** Start of DATA FOR PROCESSING **
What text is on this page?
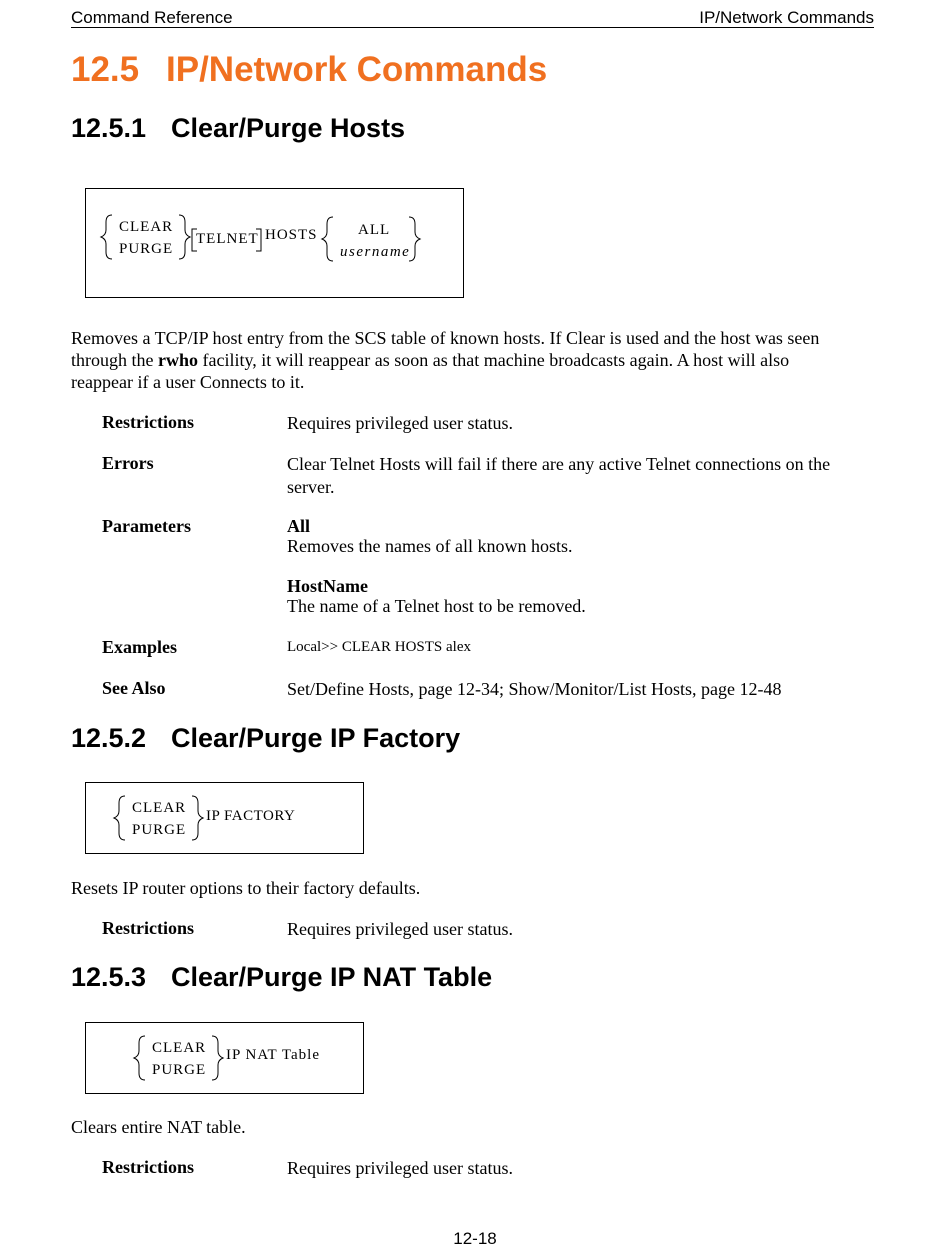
Command Reference	IP/Network Commands
12.5 IP/Network Commands
12.5.1 Clear/Purge Hosts
CLEAR
PURGE
TELNET HOSTS	ALL
username
Removes a TCP/IP host entry from the SCS table of known hosts. If Clear is used and the host was seen
through the rwho facility, it will reappear as soon as that machine broadcasts again. A host will also
reappear if a user Connects to it.
Restrictions	Requires privileged user status.
Errors	Clear Telnet Hosts will fail if there are any active Telnet connections on the server.
Parameters	All
Removes the names of all known hosts.
HostName
The name of a Telnet host to be removed.
Examples	Local>> CLEAR HOSTS alex
See Also	Set/Define Hosts, page 12-34; Show/Monitor/List Hosts, page 12-48
12.5.2 Clear/Purge IP Factory
CLEAR
PURGE
IP FACTORY
Resets IP router options to their factory defaults.
Restrictions	Requires privileged user status.
12.5.3 Clear/Purge IP NAT Table
CLEAR
PURGE
IP NAT Table
Clears entire NAT table.
Restrictions	Requires privileged user status.
12-18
** End of DATA FOR PROCESSING **
From the data above, write out everything exactly except the pictures.

What text is on this page?
Command Reference	IP/Network Commands
12.5 IP/Network Commands
12.5.1 Clear/Purge Hosts
CLEAR
PURGE
TELNET HOSTS	ALL
username
Removes a TCP/IP host entry from the SCS table of known hosts. If Clear is used and the host was seen
through the rwho facility, it will reappear as soon as that machine broadcasts again. A host will also
reappear if a user Connects to it.
Restrictions	Requires privileged user status.
Errors	Clear Telnet Hosts will fail if there are any active Telnet connections on the server.
Parameters	All
Removes the names of all known hosts.
HostName
The name of a Telnet host to be removed.
Examples	Local>> CLEAR HOSTS alex
See Also	Set/Define Hosts, page 12-34; Show/Monitor/List Hosts, page 12-48
12.5.2 Clear/Purge IP Factory
CLEAR
PURGE
IP FACTORY
Resets IP router options to their factory defaults.
Restrictions	Requires privileged user status.
12.5.3 Clear/Purge IP NAT Table
CLEAR
PURGE
IP NAT Table
Clears entire NAT table.
Restrictions	Requires privileged user status.
12-18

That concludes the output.